* Directions for this task
Tally the lines containing the word "anförd" and give the total alone.

* Extracted information
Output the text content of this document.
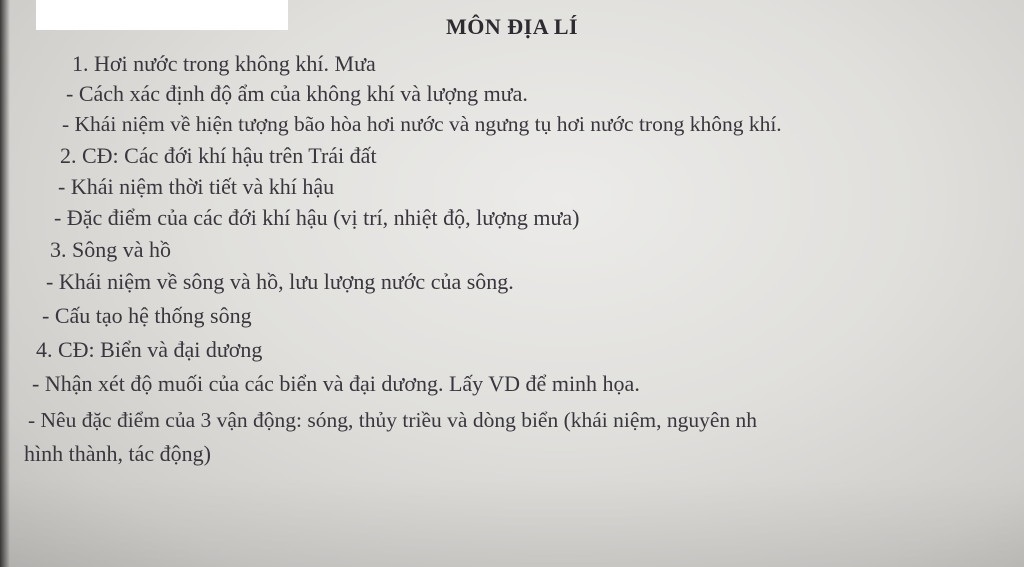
MÔN ĐỊA LÍ
1. Hơi nước trong không khí. Mưa
- Cách xác định độ ẩm của không khí và lượng mưa.
- Khái niệm về hiện tượng bão hòa hơi nước và ngưng tụ hơi nước trong không khí.
2. CĐ: Các đới khí hậu trên Trái đất
- Khái niệm thời tiết và khí hậu
- Đặc điểm của các đới khí hậu (vị trí, nhiệt độ, lượng mưa)
3. Sông và hồ
- Khái niệm về sông và hồ, lưu lượng nước của sông.
- Cấu tạo hệ thống sông
4. CĐ: Biển và đại dương
- Nhận xét độ muối của các biển và đại dương. Lấy VD để minh họa.
- Nêu đặc điểm của 3 vận động: sóng, thủy triều và dòng biển (khái niệm, nguyên nh
hình thành, tác động)
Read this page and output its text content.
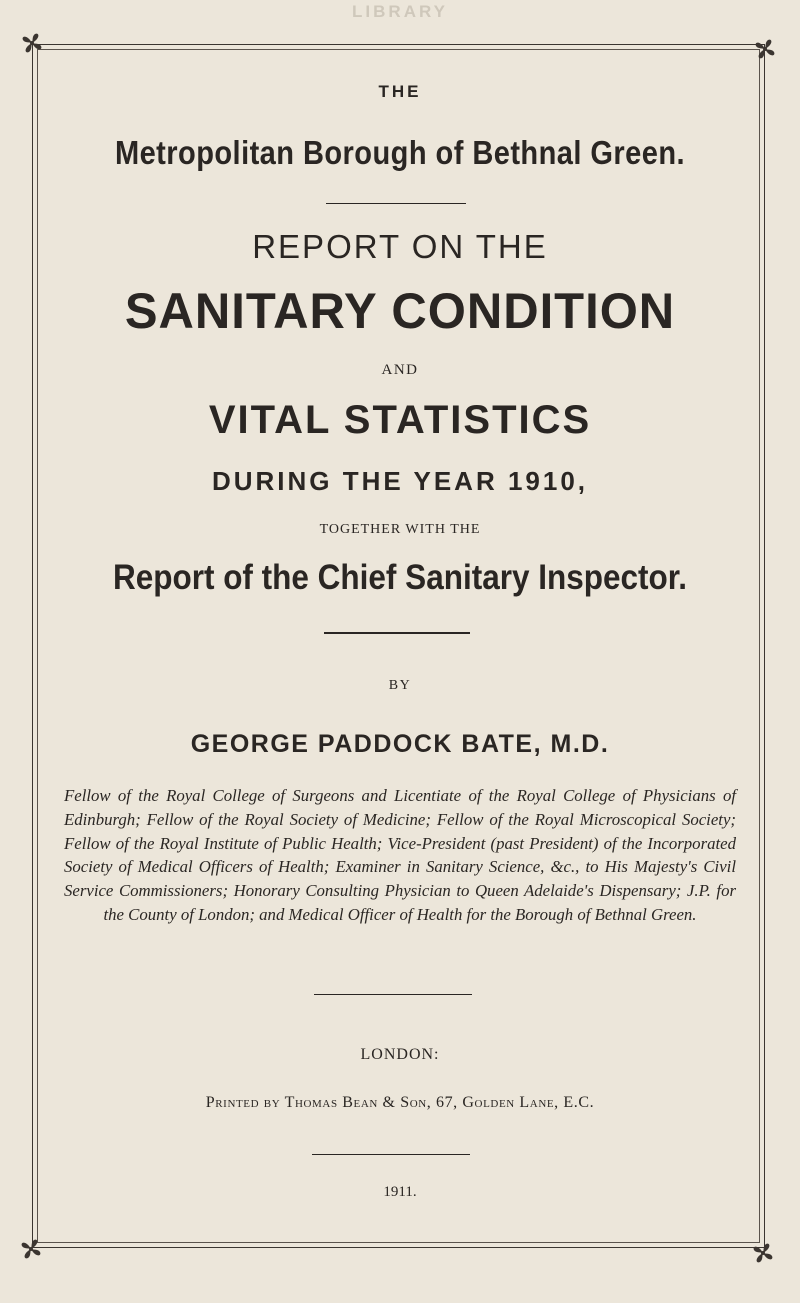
LIBRARY
THE
Metropolitan Borough of Bethnal Green.
REPORT ON THE
SANITARY CONDITION
AND
VITAL STATISTICS
DURING THE YEAR 1910,
TOGETHER WITH THE
Report of the Chief Sanitary Inspector.
BY
GEORGE PADDOCK BATE, M.D.
Fellow of the Royal College of Surgeons and Licentiate of the Royal College of Physicians of Edinburgh; Fellow of the Royal Society of Medicine; Fellow of the Royal Microscopical Society; Fellow of the Royal Institute of Public Health; Vice-President (past President) of the Incorporated Society of Medical Officers of Health; Examiner in Sanitary Science, &c., to His Majesty's Civil Service Commissioners; Honorary Consulting Physician to Queen Adelaide's Dispensary; J.P. for the County of London; and Medical Officer of Health for the Borough of Bethnal Green.
LONDON:
Printed by Thomas Bean & Son, 67, Golden Lane, E.C.
1911.
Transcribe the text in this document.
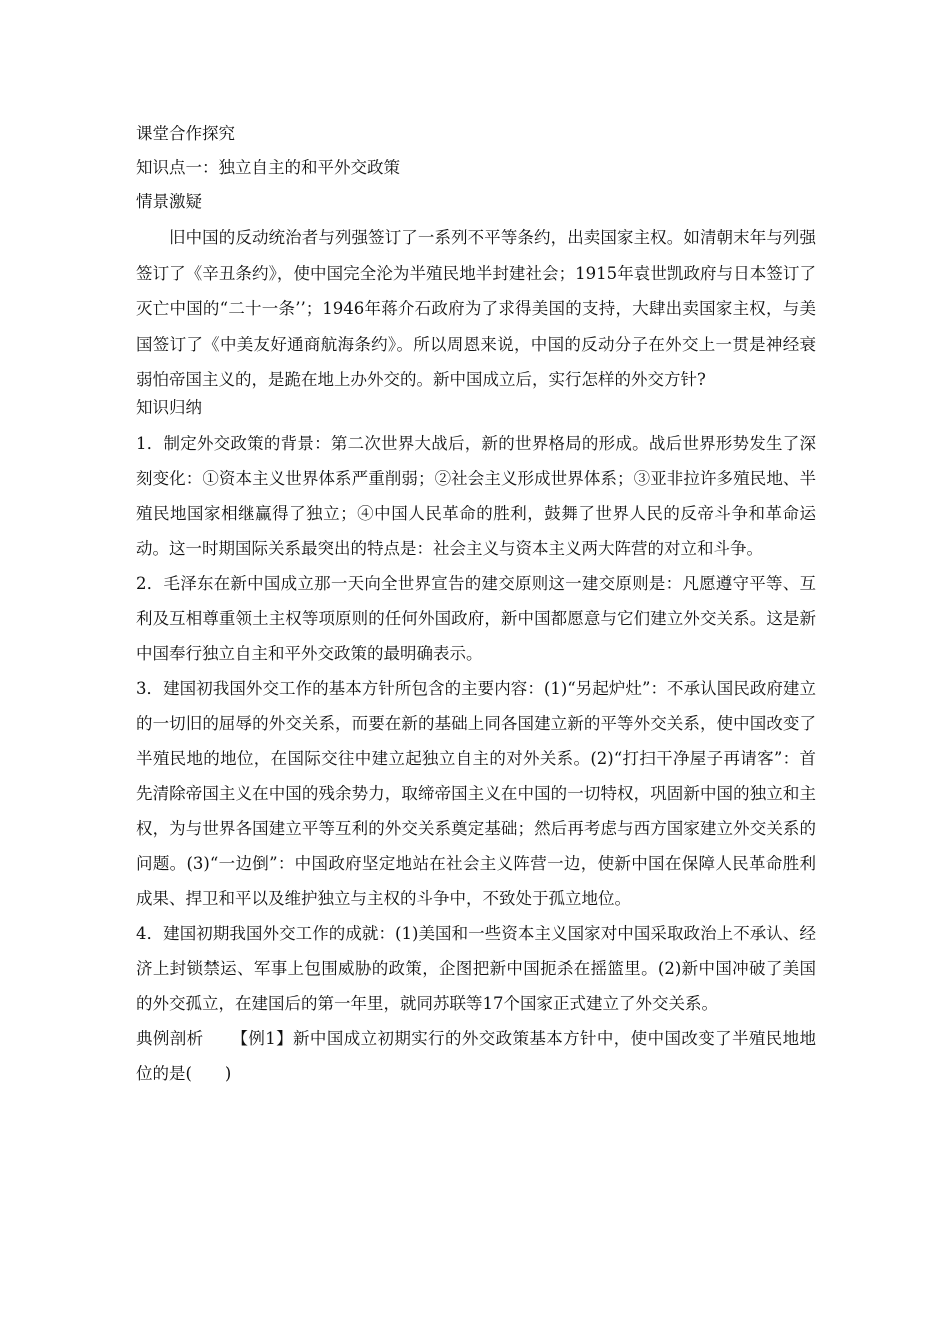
课堂合作探究

知识点一：独立自主的和平外交政策

情景激疑

旧中国的反动统治者与列强签订了一系列不平等条约，出卖国家主权。如清朝末年与列强签订了《辛丑条约》，使中国完全沦为半殖民地半封建社会；1915年袁世凯政府与日本签订了灭亡中国的“二十一条’’；1946年蒋介石政府为了求得美国的支持，大肆出卖国家主权，与美国签订了《中美友好通商航海条约》。所以周恩来说，中国的反动分子在外交上一贯是神经衰弱怕帝国主义的，是跪在地上办外交的。新中国成立后，实行怎样的外交方针?

知识归纳

1．制定外交政策的背景：第二次世界大战后，新的世界格局的形成。战后世界形势发生了深刻变化：①资本主义世界体系严重削弱；②社会主义形成世界体系；③亚非拉许多殖民地、半殖民地国家相继赢得了独立；④中国人民革命的胜利，鼓舞了世界人民的反帝斗争和革命运动。这一时期国际关系最突出的特点是：社会主义与资本主义两大阵营的对立和斗争。

2．毛泽东在新中国成立那一天向全世界宣告的建交原则这一建交原则是：凡愿遵守平等、互利及互相尊重领土主权等项原则的任何外国政府，新中国都愿意与它们建立外交关系。这是新中国奉行独立自主和平外交政策的最明确表示。

3．建国初我国外交工作的基本方针所包含的主要内容：(1)“另起炉灶”：不承认国民政府建立的一切旧的屈辱的外交关系，而要在新的基础上同各国建立新的平等外交关系，使中国改变了半殖民地的地位，在国际交往中建立起独立自主的对外关系。(2)“打扫干净屋子再请客”：首先清除帝国主义在中国的残余势力，取缔帝国主义在中国的一切特权，巩固新中国的独立和主权，为与世界各国建立平等互利的外交关系奠定基础；然后再考虑与西方国家建立外交关系的问题。(3)“一边倒”：中国政府坚定地站在社会主义阵营一边，使新中国在保障人民革命胜利成果、捍卫和平以及维护独立与主权的斗争中，不致处于孤立地位。

4．建国初期我国外交工作的成就：(1)美国和一些资本主义国家对中国采取政治上不承认、经济上封锁禁运、军事上包围威胁的政策，企图把新中国扼杀在摇篮里。(2)新中国冲破了美国的外交孤立，在建国后的第一年里，就同苏联等17个国家正式建立了外交关系。

典例剖析 【例1】新中国成立初期实行的外交政策基本方针中，使中国改变了半殖民地地位的是(　　)
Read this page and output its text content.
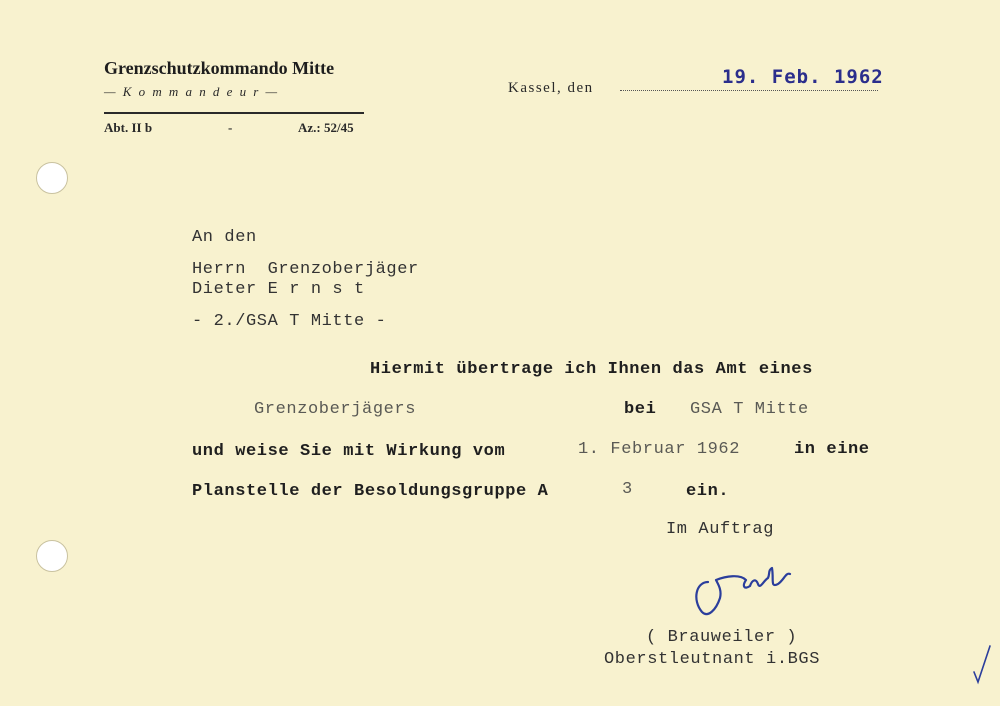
Grenzschutzkommando Mitte
—Kommandeur—
Abt. II b	-	Az.: 52/45
Kassel, den	19. Feb. 1962
An den
Herrn  Grenzoberjäger
Dieter E r n s t
- 2./GSA T Mitte -
Hiermit übertrage ich Ihnen das Amt eines
Grenzoberjägers	bei GSA T Mitte
und weise Sie mit Wirkung vom	1. Februar 1962	in eine
Planstelle der Besoldungsgruppe A	3	ein.
Im Auftrag
( Brauweiler )
Oberstleutnant i.BGS
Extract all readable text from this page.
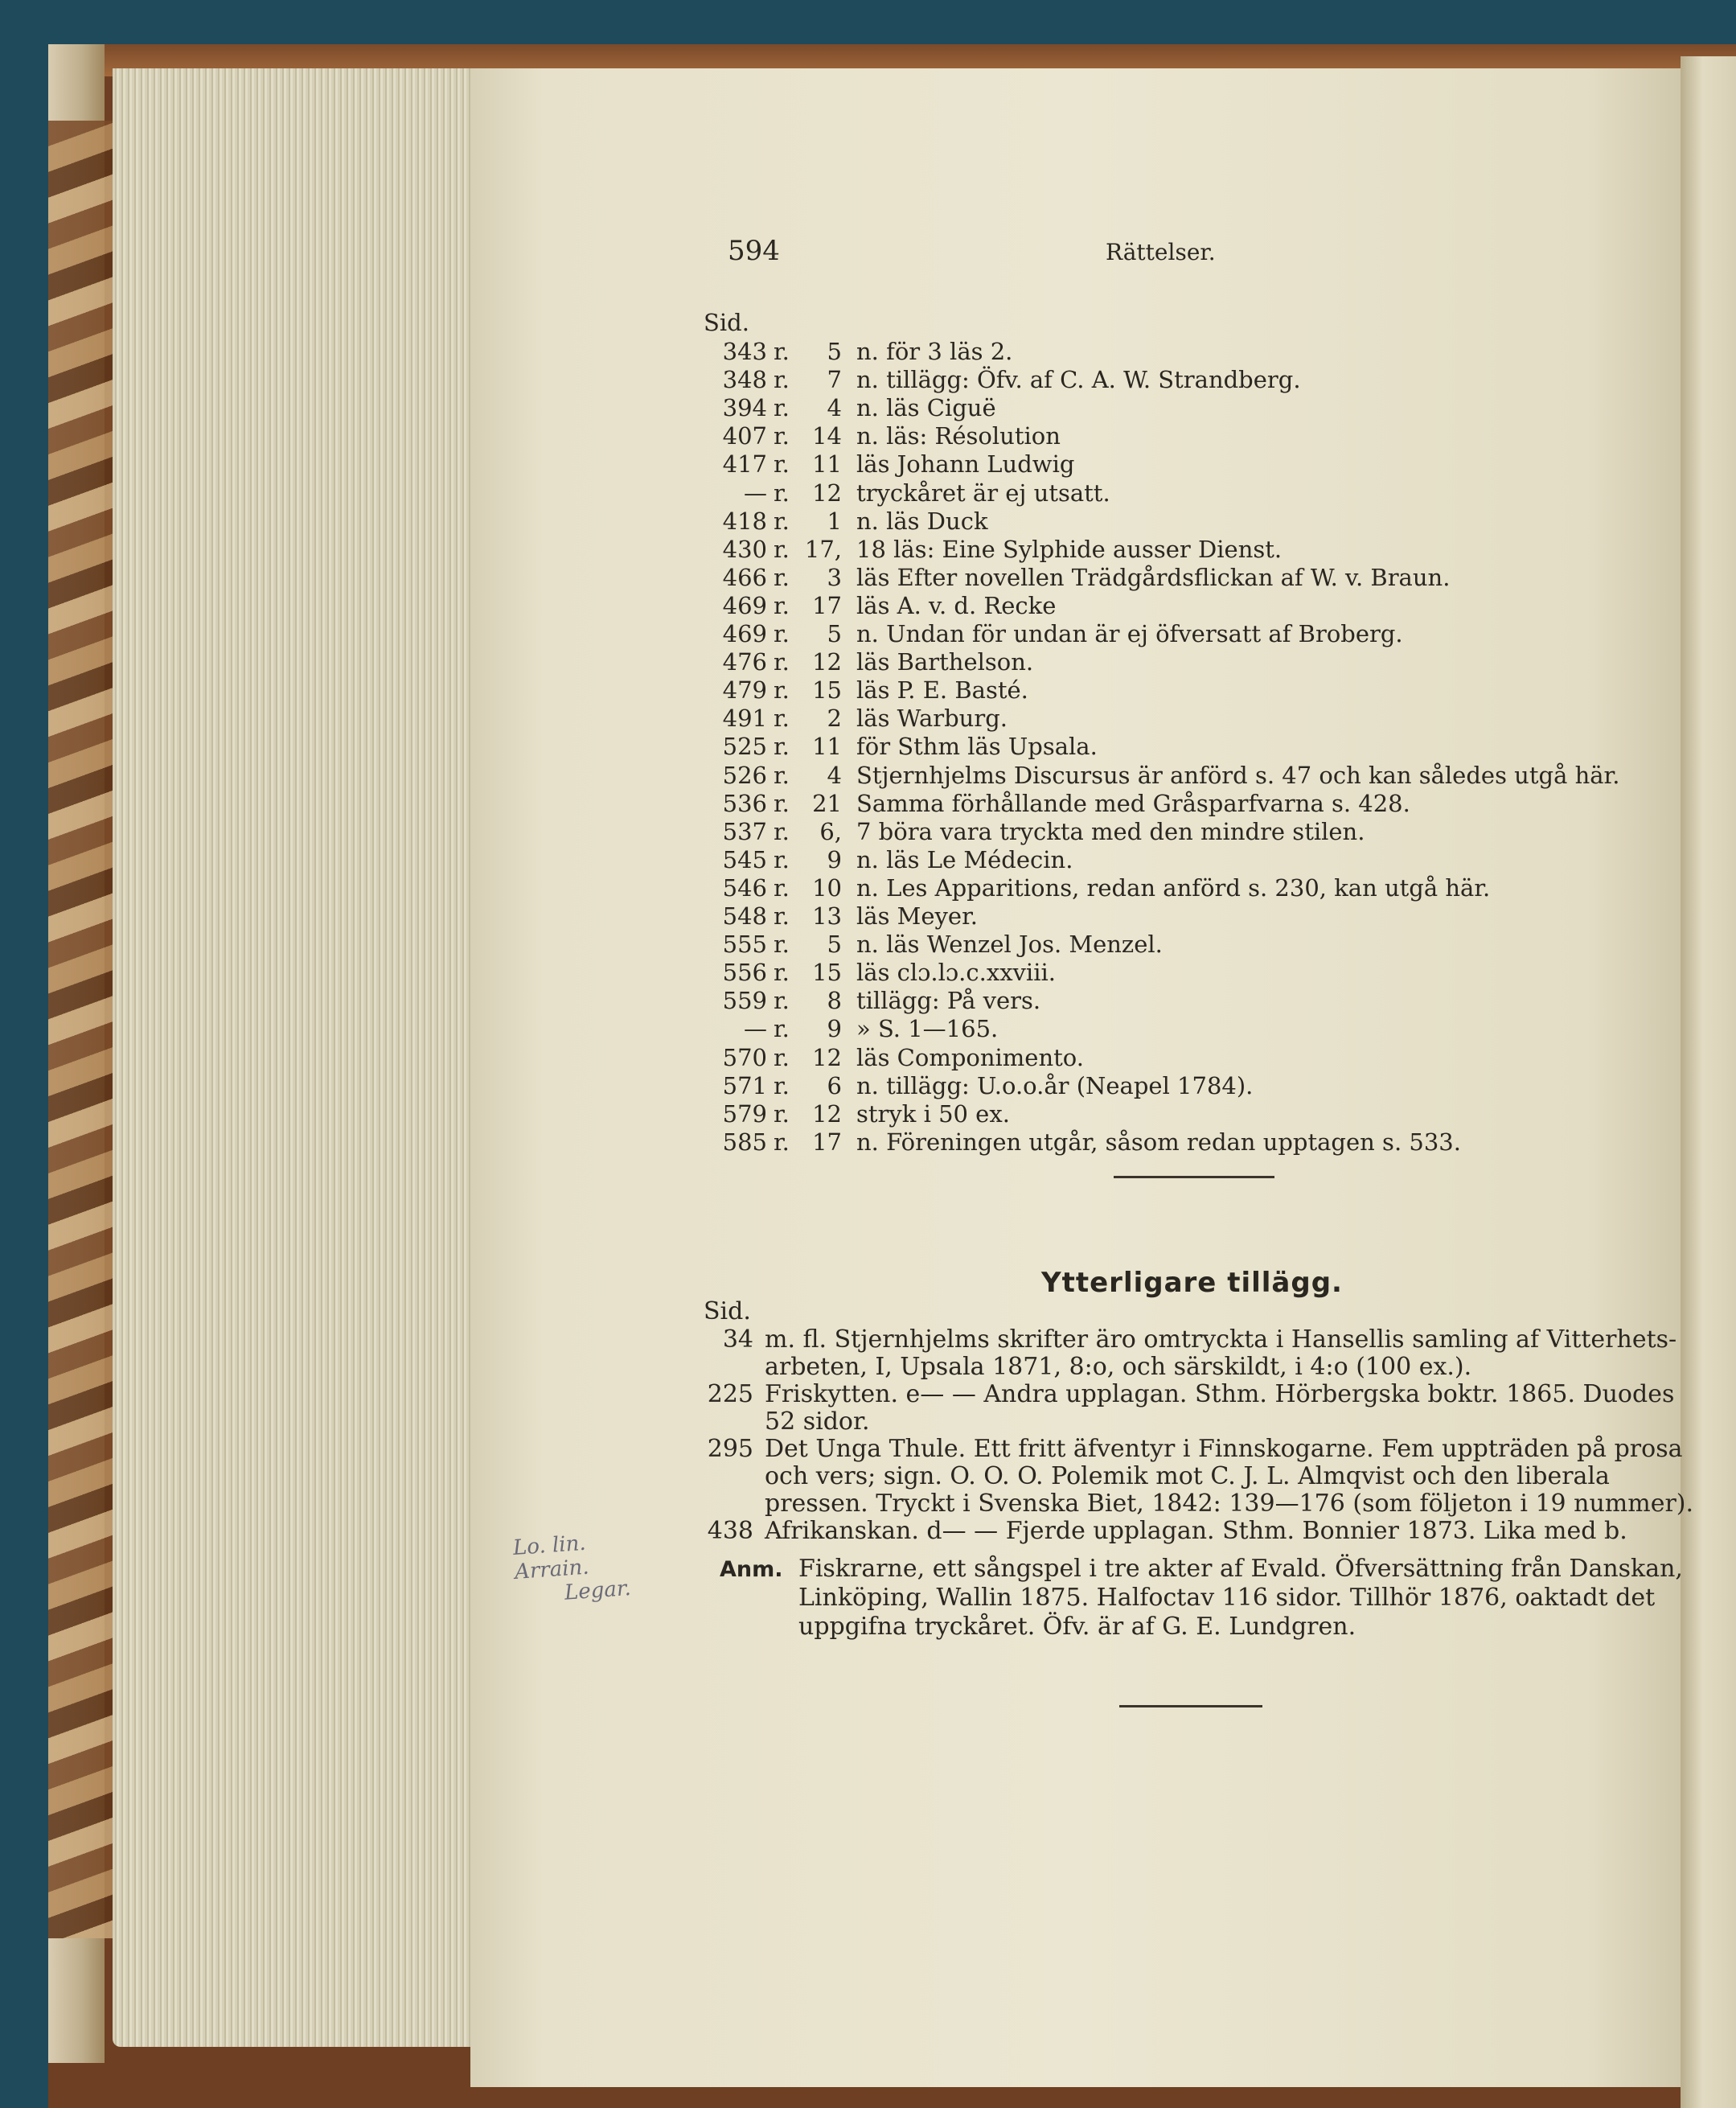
594	Rättelser.
Sid.
343 r.	5 n. för 3 läs 2.
348 r.	7 n. tillägg: Öfv. af C. A. W. Strandberg.
394 r.	4 n. läs Ciguë
407 r. 14 n. läs: Résolution
417 r. 11 läs Johann Ludwig
— r. 12 tryckåret är ej utsatt.
418 r.	1 n. läs Duck
430 r. 17, 18 läs: Eine Sylphide ausser Dienst.
466 r.	3 läs Efter novellen Trädgårdsflickan af W. v. Braun.
469 r. 17 läs A. v. d. Recke
469 r.	5 n. Undan för undan är ej öfversatt af Broberg.
476 r. 12 läs Barthelson.
479 r. 15 läs P. E. Basté.
491 r.	2 läs Warburg.
525 r. 11 för Sthm läs Upsala.
526 r.	4 Stjernhjelms Discursus är anförd s. 47 och kan således utgå här.
536 r. 21 Samma förhållande med Gråsparfvarna s. 428.
537 r.	6, 7 böra vara tryckta med den mindre stilen.
545 r.	9 n. läs Le Médecin.
546 r. 10 n. Les Apparitions, redan anförd s. 230, kan utgå här.
548 r. 13 läs Meyer.
555 r.	5 n. läs Wenzel Jos. Menzel.
556 r. 15 läs clɔ.lɔ.c.xxviii.
559 r.	8 tillägg: På vers.
— r.	9 » S. 1—165.
570 r. 12 läs Componimento.
571 r.	6 n. tillägg: U.o.o.år (Neapel 1784).
579 r. 12 stryk i 50 ex.
585 r. 17 n. Föreningen utgår, såsom redan upptagen s. 533.
Ytterligare tillägg.
Sid.
34 m. fl. Stjernhjelms skrifter äro omtryckta i Hansellis samling af Vitterhets-
arbeten, I, Upsala 1871, 8:o, och särskildt, i 4:o (100 ex.).
225 Friskytten. e— — Andra upplagan. Sthm. Hörbergska boktr. 1865. Duodes
52 sidor.
295 Det Unga Thule. Ett fritt äfventyr i Finnskogarne. Fem uppträden på prosa
och vers; sign. O. O. O. Polemik mot C. J. L. Almqvist och den liberala
pressen. Tryckt i Svenska Biet, 1842: 139—176 (som följeton i 19 nummer).
438 Afrikanskan. d— — Fjerde upplagan. Sthm. Bonnier 1873. Lika med b.
Anm. Fiskrarne, ett sångspel i tre akter af Evald. Öfversättning från Danskan,
Linköping, Wallin 1875. Halfoctav 116 sidor. Tillhör 1876, oaktadt det
uppgifna tryckåret. Öfv. är af G. E. Lundgren.
Lo. lin.
Arrain.
Legar.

* Response to this task
2